>> start Supplied data
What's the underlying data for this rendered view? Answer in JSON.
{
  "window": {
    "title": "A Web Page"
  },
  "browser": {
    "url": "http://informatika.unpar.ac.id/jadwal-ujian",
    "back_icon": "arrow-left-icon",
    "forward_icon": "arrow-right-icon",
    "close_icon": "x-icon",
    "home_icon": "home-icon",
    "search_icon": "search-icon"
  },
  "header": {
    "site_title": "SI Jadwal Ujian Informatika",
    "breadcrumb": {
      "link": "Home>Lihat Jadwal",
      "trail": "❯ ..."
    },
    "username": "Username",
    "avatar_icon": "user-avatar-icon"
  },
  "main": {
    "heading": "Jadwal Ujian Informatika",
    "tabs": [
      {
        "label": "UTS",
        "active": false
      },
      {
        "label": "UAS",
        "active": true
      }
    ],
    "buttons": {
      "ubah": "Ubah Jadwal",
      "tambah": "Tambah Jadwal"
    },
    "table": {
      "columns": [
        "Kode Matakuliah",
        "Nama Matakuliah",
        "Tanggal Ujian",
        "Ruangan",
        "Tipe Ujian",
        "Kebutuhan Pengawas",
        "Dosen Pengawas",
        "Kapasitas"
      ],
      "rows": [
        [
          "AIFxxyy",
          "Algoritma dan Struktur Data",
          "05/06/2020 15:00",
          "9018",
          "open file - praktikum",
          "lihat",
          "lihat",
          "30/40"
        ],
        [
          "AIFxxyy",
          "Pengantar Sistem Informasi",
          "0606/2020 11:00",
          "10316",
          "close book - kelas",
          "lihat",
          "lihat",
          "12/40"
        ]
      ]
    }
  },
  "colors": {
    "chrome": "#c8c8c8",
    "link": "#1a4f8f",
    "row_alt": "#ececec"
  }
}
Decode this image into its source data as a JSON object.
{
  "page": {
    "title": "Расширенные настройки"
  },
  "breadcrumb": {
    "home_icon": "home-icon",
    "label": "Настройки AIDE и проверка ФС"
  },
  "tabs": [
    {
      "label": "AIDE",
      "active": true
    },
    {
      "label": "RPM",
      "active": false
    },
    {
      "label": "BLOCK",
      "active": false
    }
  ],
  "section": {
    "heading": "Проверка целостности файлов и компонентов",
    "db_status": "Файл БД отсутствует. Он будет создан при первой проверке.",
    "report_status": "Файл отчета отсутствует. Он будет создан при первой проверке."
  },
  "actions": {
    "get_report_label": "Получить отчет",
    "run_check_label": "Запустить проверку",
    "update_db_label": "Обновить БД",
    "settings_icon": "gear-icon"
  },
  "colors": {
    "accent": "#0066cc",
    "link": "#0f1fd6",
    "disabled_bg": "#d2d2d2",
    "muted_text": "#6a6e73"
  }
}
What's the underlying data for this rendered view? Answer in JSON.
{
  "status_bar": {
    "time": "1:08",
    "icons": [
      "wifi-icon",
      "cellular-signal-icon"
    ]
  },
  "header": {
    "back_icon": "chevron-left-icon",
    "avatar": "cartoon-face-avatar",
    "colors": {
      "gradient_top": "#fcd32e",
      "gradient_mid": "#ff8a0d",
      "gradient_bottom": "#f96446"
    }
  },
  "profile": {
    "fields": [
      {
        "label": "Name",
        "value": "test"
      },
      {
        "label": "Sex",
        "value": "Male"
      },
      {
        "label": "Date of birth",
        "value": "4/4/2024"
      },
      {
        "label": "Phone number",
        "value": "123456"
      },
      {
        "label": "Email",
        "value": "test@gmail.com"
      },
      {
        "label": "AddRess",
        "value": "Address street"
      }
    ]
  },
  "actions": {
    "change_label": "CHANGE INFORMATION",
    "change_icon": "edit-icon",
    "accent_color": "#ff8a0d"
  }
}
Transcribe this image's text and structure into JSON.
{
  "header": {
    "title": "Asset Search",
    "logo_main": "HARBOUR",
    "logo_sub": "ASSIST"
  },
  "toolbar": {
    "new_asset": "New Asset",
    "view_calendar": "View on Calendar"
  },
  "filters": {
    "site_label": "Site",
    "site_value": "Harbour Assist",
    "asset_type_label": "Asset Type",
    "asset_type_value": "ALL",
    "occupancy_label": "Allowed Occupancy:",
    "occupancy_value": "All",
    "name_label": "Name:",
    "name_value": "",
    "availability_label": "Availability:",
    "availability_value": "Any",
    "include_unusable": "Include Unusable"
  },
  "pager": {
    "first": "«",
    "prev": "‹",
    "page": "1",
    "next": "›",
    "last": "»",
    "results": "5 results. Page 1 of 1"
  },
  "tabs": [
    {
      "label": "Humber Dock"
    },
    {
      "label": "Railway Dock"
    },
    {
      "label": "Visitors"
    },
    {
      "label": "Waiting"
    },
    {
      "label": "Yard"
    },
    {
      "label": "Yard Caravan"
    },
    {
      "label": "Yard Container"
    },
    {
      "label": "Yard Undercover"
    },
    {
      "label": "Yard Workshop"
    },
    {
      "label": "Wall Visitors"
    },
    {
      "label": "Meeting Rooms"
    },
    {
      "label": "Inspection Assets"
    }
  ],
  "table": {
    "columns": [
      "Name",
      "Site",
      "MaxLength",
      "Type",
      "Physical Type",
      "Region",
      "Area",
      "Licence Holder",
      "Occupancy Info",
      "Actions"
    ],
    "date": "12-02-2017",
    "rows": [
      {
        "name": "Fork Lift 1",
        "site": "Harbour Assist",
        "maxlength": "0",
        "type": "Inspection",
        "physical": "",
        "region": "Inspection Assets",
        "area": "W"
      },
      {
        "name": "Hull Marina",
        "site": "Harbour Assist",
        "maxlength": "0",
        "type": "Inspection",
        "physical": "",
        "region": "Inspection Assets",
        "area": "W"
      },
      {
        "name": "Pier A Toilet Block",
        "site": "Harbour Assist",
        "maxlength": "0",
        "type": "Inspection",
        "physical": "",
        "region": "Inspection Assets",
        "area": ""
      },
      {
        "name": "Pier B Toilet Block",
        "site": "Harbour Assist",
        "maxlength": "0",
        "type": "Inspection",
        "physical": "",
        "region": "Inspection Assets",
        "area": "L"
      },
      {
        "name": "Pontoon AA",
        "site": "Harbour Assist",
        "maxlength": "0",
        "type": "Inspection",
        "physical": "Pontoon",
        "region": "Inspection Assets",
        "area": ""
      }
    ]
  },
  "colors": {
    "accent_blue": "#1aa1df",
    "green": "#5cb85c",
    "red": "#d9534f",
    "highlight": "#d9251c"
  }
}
>> end Supplied data
Given instruction => Reproduce the entries above in full by retyping them exactly.

Response =>
What's the underlying data for this rendered view? Answer in JSON.
{
  "window": {
    "title": "A Web Page"
  },
  "browser": {
    "url": "http://informatika.unpar.ac.id/jadwal-ujian",
    "back_icon": "arrow-left-icon",
    "forward_icon": "arrow-right-icon",
    "close_icon": "x-icon",
    "home_icon": "home-icon",
    "search_icon": "search-icon"
  },
  "header": {
    "site_title": "SI Jadwal Ujian Informatika",
    "breadcrumb": {
      "link": "Home>Lihat Jadwal",
      "trail": "❯ ..."
    },
    "username": "Username",
    "avatar_icon": "user-avatar-icon"
  },
  "main": {
    "heading": "Jadwal Ujian Informatika",
    "tabs": [
      {
        "label": "UTS",
        "active": false
      },
      {
        "label": "UAS",
        "active": true
      }
    ],
    "buttons": {
      "ubah": "Ubah Jadwal",
      "tambah": "Tambah Jadwal"
    },
    "table": {
      "columns": [
        "Kode Matakuliah",
        "Nama Matakuliah",
        "Tanggal Ujian",
        "Ruangan",
        "Tipe Ujian",
        "Kebutuhan Pengawas",
        "Dosen Pengawas",
        "Kapasitas"
      ],
      "rows": [
        [
          "AIFxxyy",
          "Algoritma dan Struktur Data",
          "05/06/2020 15:00",
          "9018",
          "open file - praktikum",
          "lihat",
          "lihat",
          "30/40"
        ],
        [
          "AIFxxyy",
          "Pengantar Sistem Informasi",
          "0606/2020 11:00",
          "10316",
          "close book - kelas",
          "lihat",
          "lihat",
          "12/40"
        ]
      ]
    }
  },
  "colors": {
    "chrome": "#c8c8c8",
    "link": "#1a4f8f",
    "row_alt": "#ececec"
  }
}
Decode this image into its source data as a JSON object.
{
  "page": {
    "title": "Расширенные настройки"
  },
  "breadcrumb": {
    "home_icon": "home-icon",
    "label": "Настройки AIDE и проверка ФС"
  },
  "tabs": [
    {
      "label": "AIDE",
      "active": true
    },
    {
      "label": "RPM",
      "active": false
    },
    {
      "label": "BLOCK",
      "active": false
    }
  ],
  "section": {
    "heading": "Проверка целостности файлов и компонентов",
    "db_status": "Файл БД отсутствует. Он будет создан при первой проверке.",
    "report_status": "Файл отчета отсутствует. Он будет создан при первой проверке."
  },
  "actions": {
    "get_report_label": "Получить отчет",
    "run_check_label": "Запустить проверку",
    "update_db_label": "Обновить БД",
    "settings_icon": "gear-icon"
  },
  "colors": {
    "accent": "#0066cc",
    "link": "#0f1fd6",
    "disabled_bg": "#d2d2d2",
    "muted_text": "#6a6e73"
  }
}
What's the underlying data for this rendered view? Answer in JSON.
{
  "status_bar": {
    "time": "1:08",
    "icons": [
      "wifi-icon",
      "cellular-signal-icon"
    ]
  },
  "header": {
    "back_icon": "chevron-left-icon",
    "avatar": "cartoon-face-avatar",
    "colors": {
      "gradient_top": "#fcd32e",
      "gradient_mid": "#ff8a0d",
      "gradient_bottom": "#f96446"
    }
  },
  "profile": {
    "fields": [
      {
        "label": "Name",
        "value": "test"
      },
      {
        "label": "Sex",
        "value": "Male"
      },
      {
        "label": "Date of birth",
        "value": "4/4/2024"
      },
      {
        "label": "Phone number",
        "value": "123456"
      },
      {
        "label": "Email",
        "value": "test@gmail.com"
      },
      {
        "label": "AddRess",
        "value": "Address street"
      }
    ]
  },
  "actions": {
    "change_label": "CHANGE INFORMATION",
    "change_icon": "edit-icon",
    "accent_color": "#ff8a0d"
  }
}
Transcribe this image's text and structure into JSON.
{
  "header": {
    "title": "Asset Search",
    "logo_main": "HARBOUR",
    "logo_sub": "ASSIST"
  },
  "toolbar": {
    "new_asset": "New Asset",
    "view_calendar": "View on Calendar"
  },
  "filters": {
    "site_label": "Site",
    "site_value": "Harbour Assist",
    "asset_type_label": "Asset Type",
    "asset_type_value": "ALL",
    "occupancy_label": "Allowed Occupancy:",
    "occupancy_value": "All",
    "name_label": "Name:",
    "name_value": "",
    "availability_label": "Availability:",
    "availability_value": "Any",
    "include_unusable": "Include Unusable"
  },
  "pager": {
    "first": "«",
    "prev": "‹",
    "page": "1",
    "next": "›",
    "last": "»",
    "results": "5 results. Page 1 of 1"
  },
  "tabs": [
    {
      "label": "Humber Dock"
    },
    {
      "label": "Railway Dock"
    },
    {
      "label": "Visitors"
    },
    {
      "label": "Waiting"
    },
    {
      "label": "Yard"
    },
    {
      "label": "Yard Caravan"
    },
    {
      "label": "Yard Container"
    },
    {
      "label": "Yard Undercover"
    },
    {
      "label": "Yard Workshop"
    },
    {
      "label": "Wall Visitors"
    },
    {
      "label": "Meeting Rooms"
    },
    {
      "label": "Inspection Assets"
    }
  ],
  "table": {
    "columns": [
      "Name",
      "Site",
      "MaxLength",
      "Type",
      "Physical Type",
      "Region",
      "Area",
      "Licence Holder",
      "Occupancy Info",
      "Actions"
    ],
    "date": "12-02-2017",
    "rows": [
      {
        "name": "Fork Lift 1",
        "site": "Harbour Assist",
        "maxlength": "0",
        "type": "Inspection",
        "physical": "",
        "region": "Inspection Assets",
        "area": "W"
      },
      {
        "name": "Hull Marina",
        "site": "Harbour Assist",
        "maxlength": "0",
        "type": "Inspection",
        "physical": "",
        "region": "Inspection Assets",
        "area": "W"
      },
      {
        "name": "Pier A Toilet Block",
        "site": "Harbour Assist",
        "maxlength": "0",
        "type": "Inspection",
        "physical": "",
        "region": "Inspection Assets",
        "area": ""
      },
      {
        "name": "Pier B Toilet Block",
        "site": "Harbour Assist",
        "maxlength": "0",
        "type": "Inspection",
        "physical": "",
        "region": "Inspection Assets",
        "area": "L"
      },
      {
        "name": "Pontoon AA",
        "site": "Harbour Assist",
        "maxlength": "0",
        "type": "Inspection",
        "physical": "Pontoon",
        "region": "Inspection Assets",
        "area": ""
      }
    ]
  },
  "colors": {
    "accent_blue": "#1aa1df",
    "green": "#5cb85c",
    "red": "#d9534f",
    "highlight": "#d9251c"
  }
}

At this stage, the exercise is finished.